TASK: In the lathe forum thread below, set down word for word the passage from "## John Conroy" to "machine to me.".

TEXT EXCERPT:
——————————

I do have a trade name registered though, perhaps I'll hang out my shingle and machine parts for Von wyck lathes...... I see years of net losses ahead to write off against




Sent from my iPhone using Tapatalk


----------



## John Conroy (Feb 16, 2018)

I was in Modern's show room recently and took some pictures of the C036A 14 X 40. This model has had some upgrade in the past year and now comes with a 2" spindle bore like the PM machines as well as D1-5 chuck mounting instead of the 1.5" spindle bore and D1-4 of the plevious  model. It also comes with a taper attachment, QCTP and a factory installed DRO. The price is better than the similar PM machine if you factor in the taper attachment. It looks like a very nice machine to me.


----------



## PeterT (Feb 16, 2018)

kevin.decelles said:


> @PeterT the quote from modern on those other 14x40s was north or 11k, more than I can justify
> Sent from my iPhone using Tapatalk



Sorry, I missed your 8K ceiling target. ~Mar-2017 Modern quoted on : C0636A = $7495 and GH 1440W = $12,974, both comparably outfitted with similar stand, DRO & chucks. Prices do fluctuate but unless the currency is working in favor, yes that might eliminate the other machines.


----------



## PeterT (Feb 16, 2018)

John Conroy said:


> ... C036A 14 X 40. This model has had some upgrade in the past year and now comes with a 2" spindle bore like the PM machines as well as D1-5 chuck mounting instead of the 1.5" spindle bore and D1-4



Good point John. This model has changed from the time spec sheet was given to me.

——————————

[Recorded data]
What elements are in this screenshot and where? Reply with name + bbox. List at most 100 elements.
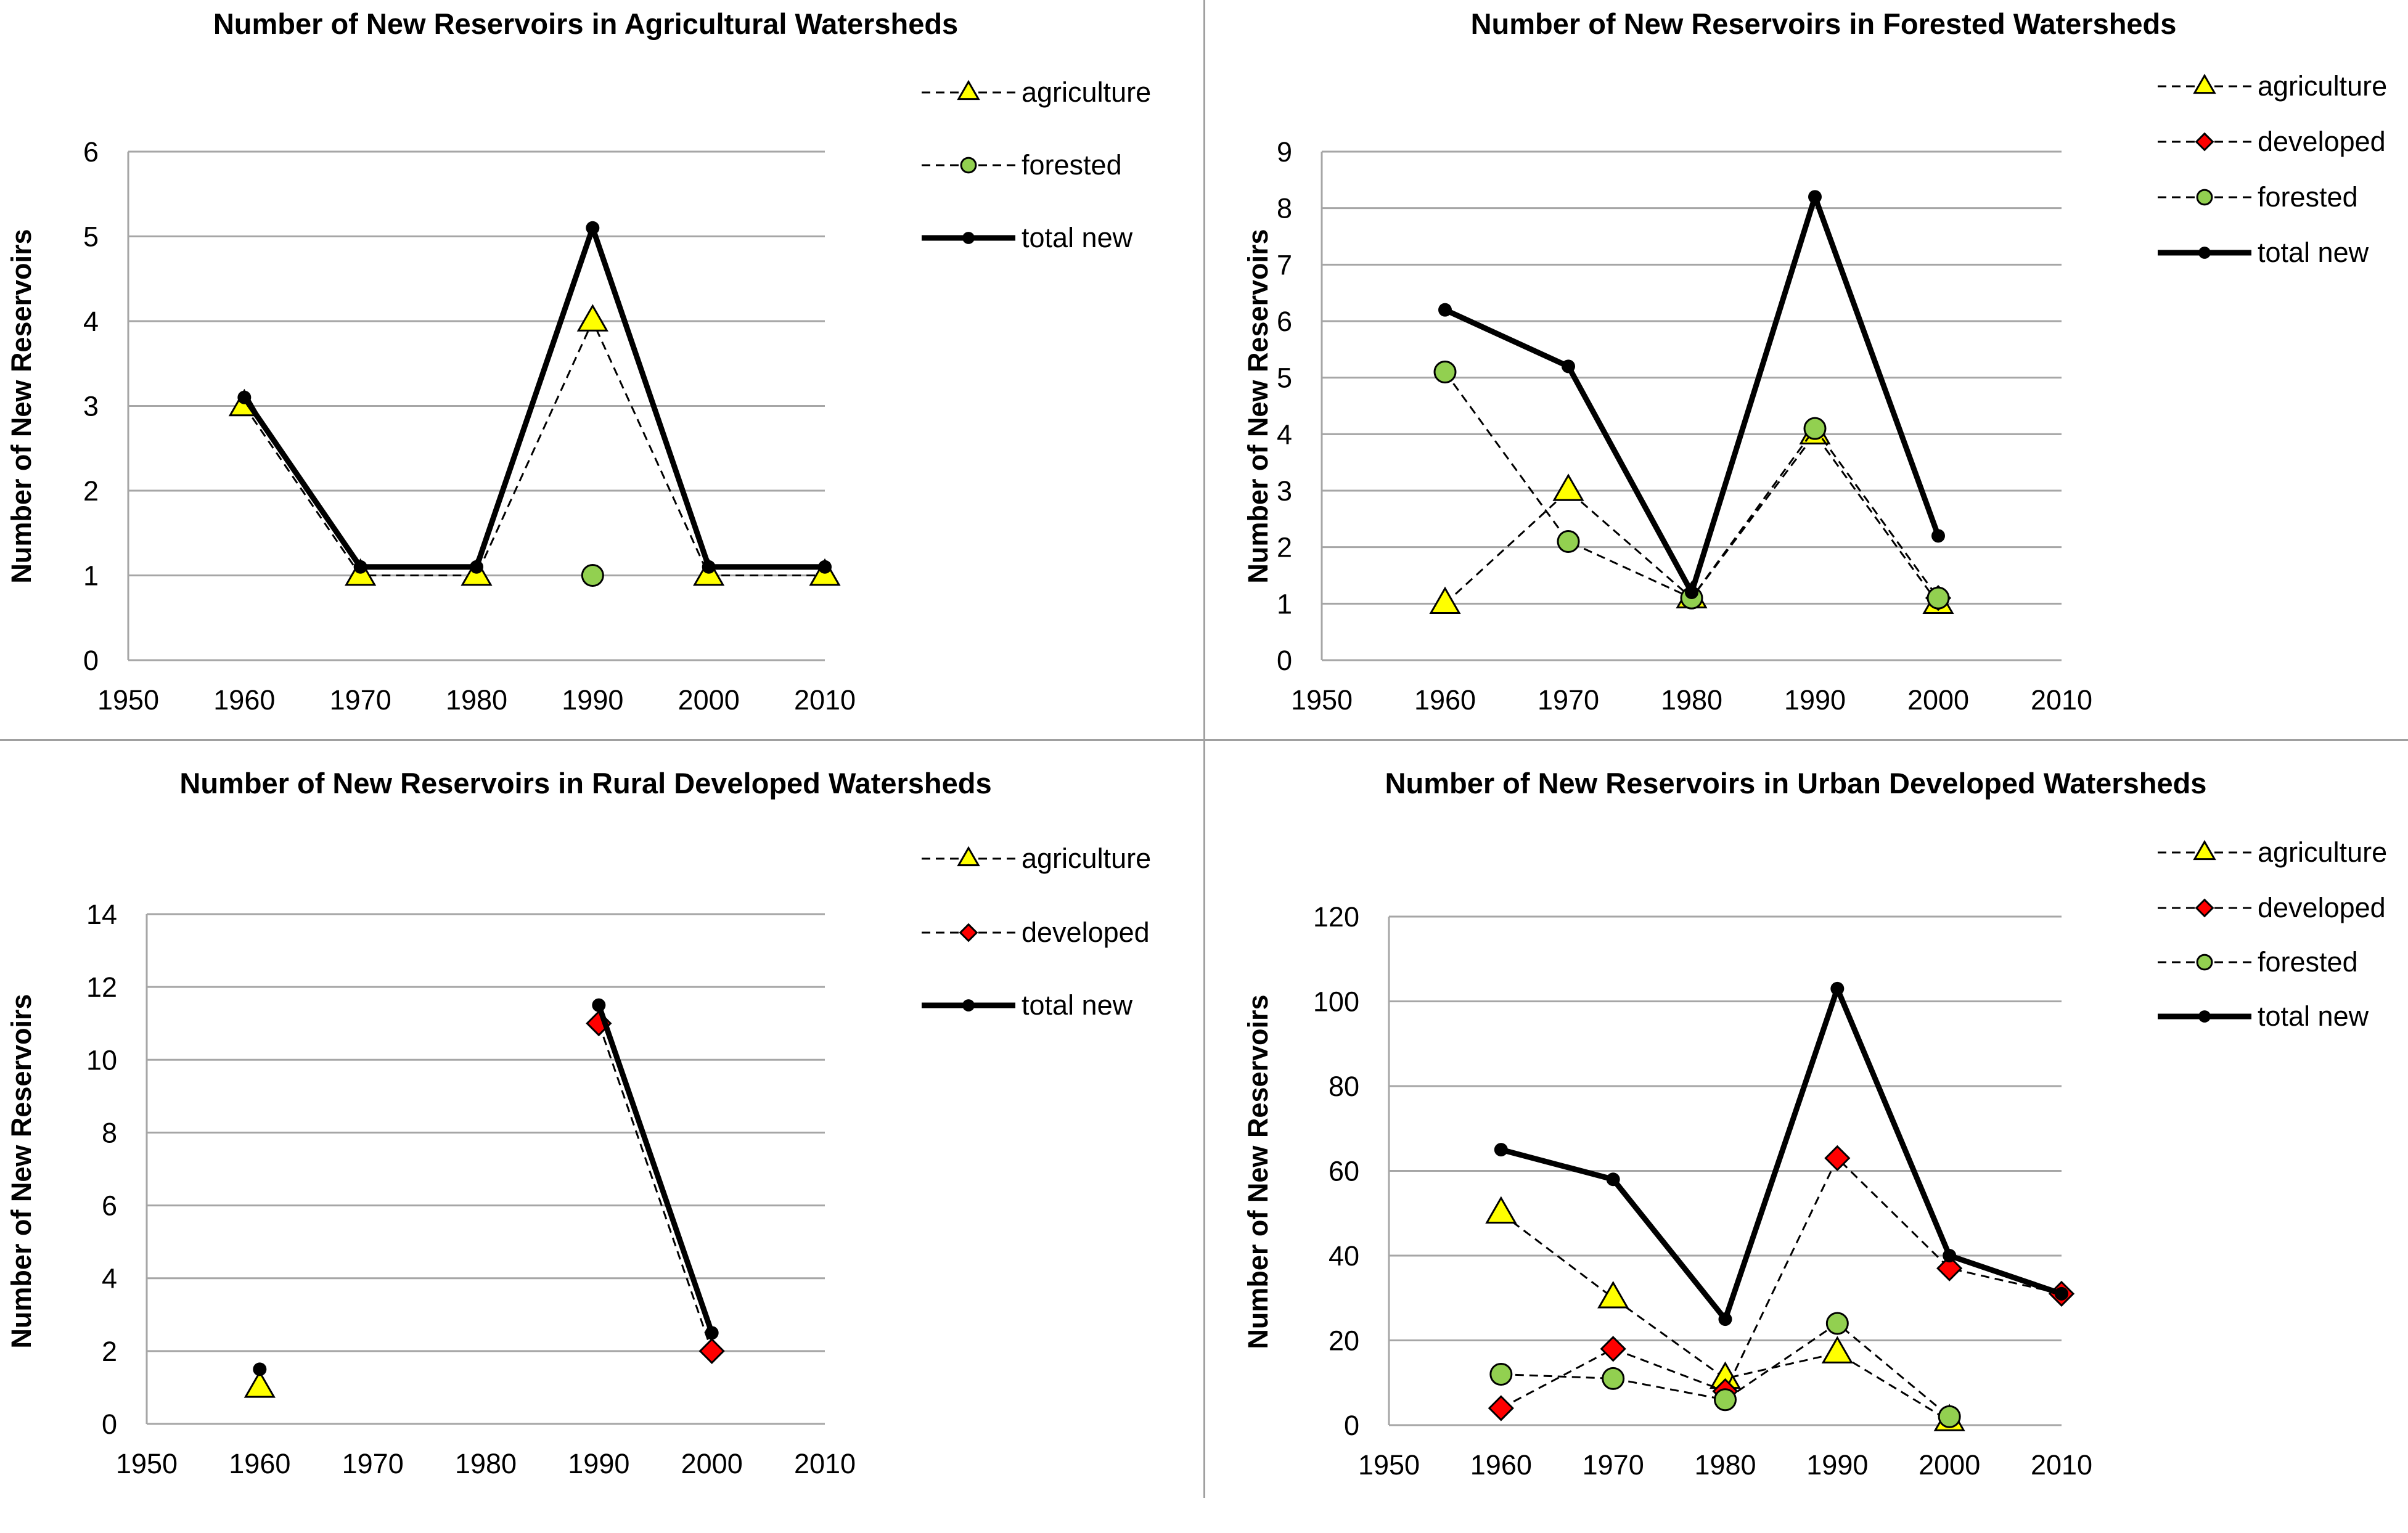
legend-item: total new — [922, 989, 1133, 1021]
series-line — [1444, 433, 1939, 605]
y-tick-label: 2 — [102, 1336, 117, 1367]
series-developed — [1488, 1145, 2075, 1421]
data-point — [586, 221, 600, 235]
x-tick-label: 1960 — [1414, 684, 1476, 716]
legend-label: developed — [2258, 892, 2386, 923]
series-forested — [1433, 361, 1950, 610]
chart-title: Number of New Reservoirs in Agricultural… — [213, 7, 958, 40]
legend-label: developed — [1022, 917, 1150, 948]
vertical-divider — [1203, 0, 1205, 1498]
y-tick-label: 4 — [102, 1263, 117, 1294]
data-point — [698, 1338, 725, 1364]
chart-title: Number of New Reservoirs in Urban Develo… — [1385, 767, 2207, 799]
chart-title: Number of New Reservoirs in Forested Wat… — [1471, 7, 2177, 40]
x-tick-label: 1990 — [1806, 1449, 1868, 1481]
x-tick-label: 1980 — [1694, 1449, 1756, 1481]
x-tick-label: 1950 — [116, 1448, 178, 1479]
legend-label: developed — [2258, 126, 2386, 157]
legend-label: agriculture — [1022, 843, 1151, 874]
y-tick-label: 1 — [1277, 588, 1292, 619]
y-tick-label: 5 — [83, 221, 99, 253]
legend-label: total new — [1022, 989, 1133, 1021]
y-axis-title: Number of New Reservoirs — [1242, 994, 1274, 1349]
y-axis-title: Number of New Reservoirs — [6, 994, 37, 1348]
x-tick-label: 2000 — [681, 1448, 743, 1479]
data-point — [1714, 1388, 1737, 1412]
y-tick-label: 0 — [83, 645, 99, 676]
y-axis-title: Number of New Reservoirs — [6, 229, 37, 583]
y-tick-label: 60 — [1329, 1156, 1359, 1187]
data-point — [1602, 1367, 1625, 1390]
x-tick-label: 2010 — [2031, 1449, 2092, 1481]
y-tick-label: 3 — [1277, 475, 1292, 507]
x-tick-label: 1980 — [1661, 684, 1722, 716]
y-tick-label: 2 — [83, 475, 99, 507]
data-point — [353, 560, 367, 574]
legend-item: total new — [2158, 237, 2369, 268]
series-line — [596, 1004, 715, 1334]
series-line — [1444, 194, 1941, 595]
series-line — [1444, 371, 1939, 599]
legend-item: agriculture — [2158, 70, 2387, 102]
x-tick-label: 1970 — [1538, 684, 1599, 716]
legend-item: developed — [922, 917, 1150, 948]
data-point — [581, 564, 604, 587]
data-point — [1597, 1280, 1629, 1309]
legend-marker — [2196, 189, 2213, 206]
x-tick-label: 1980 — [455, 1448, 517, 1479]
legend-item: agriculture — [922, 76, 1151, 108]
series-total-new — [1494, 981, 2068, 1327]
x-tick-label: 1990 — [1784, 684, 1846, 716]
y-tick-label: 0 — [1277, 645, 1292, 676]
data-point — [1825, 1312, 1849, 1335]
y-tick-label: 6 — [83, 136, 99, 168]
legend-label: total new — [2258, 1000, 2369, 1032]
series-total-new — [253, 998, 719, 1376]
data-point — [1821, 1336, 1853, 1363]
y-tick-label: 12 — [86, 971, 117, 1003]
legend-marker — [957, 846, 980, 867]
data-point — [1927, 586, 1950, 610]
data-point — [818, 560, 832, 574]
data-point — [705, 1326, 719, 1340]
series-line — [1500, 1212, 1950, 1422]
data-point — [1489, 1363, 1513, 1386]
y-tick-label: 10 — [86, 1044, 117, 1076]
series-line — [242, 225, 825, 570]
legend-marker — [2198, 1010, 2211, 1023]
legend-marker — [2193, 73, 2216, 94]
data-point — [592, 998, 606, 1012]
y-tick-label: 3 — [83, 391, 99, 422]
legend-marker — [2195, 898, 2214, 918]
series-forested — [1489, 1312, 1961, 1428]
legend-label: forested — [2258, 946, 2358, 978]
x-tick-label: 1990 — [562, 684, 623, 716]
data-point — [1830, 981, 1845, 995]
series-line — [1501, 1322, 1951, 1418]
x-tick-label: 1970 — [342, 1448, 404, 1479]
x-tick-label: 2010 — [794, 684, 856, 716]
legend-item: developed — [2158, 126, 2386, 157]
legend-marker — [960, 157, 977, 174]
series-total-new — [1438, 190, 1945, 599]
y-tick-label: 1 — [83, 560, 99, 592]
legend-label: agriculture — [2258, 836, 2387, 868]
data-point — [1552, 473, 1584, 501]
y-tick-label: 4 — [83, 306, 99, 337]
series-line — [1500, 986, 2063, 1322]
data-point — [2055, 1286, 2068, 1301]
data-point — [244, 1370, 276, 1398]
y-tick-label: 120 — [1313, 901, 1359, 933]
series-line — [597, 1023, 713, 1352]
x-tick-label: 1990 — [568, 1448, 629, 1479]
data-point — [1606, 1172, 1620, 1187]
data-point — [1557, 530, 1580, 553]
x-tick-label: 2000 — [678, 684, 740, 716]
legend-label: forested — [2258, 181, 2358, 213]
data-point — [1600, 1336, 1626, 1362]
chart-rural-developed-svg: Number of New Reservoirs in Rural Develo… — [6, 767, 1151, 1479]
data-point — [1824, 1145, 1851, 1171]
legend-label: forested — [1022, 149, 1122, 181]
data-point — [237, 390, 252, 404]
legend-label: total new — [1022, 222, 1133, 253]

——————————

SOLUTION:
## John Conroy (Feb 16, 2018)

I was in Modern's show room recently and took some pictures of the C036A 14 X 40. This model has had some upgrade in the past year and now comes with a 2" spindle bore like the PM machines as well as D1-5 chuck mounting instead of the 1.5" spindle bore and D1-4 of the plevious  model. It also comes with a taper attachment, QCTP and a factory installed DRO. The price is better than the similar PM machine if you factor in the taper attachment. It looks like a very nice machine to me.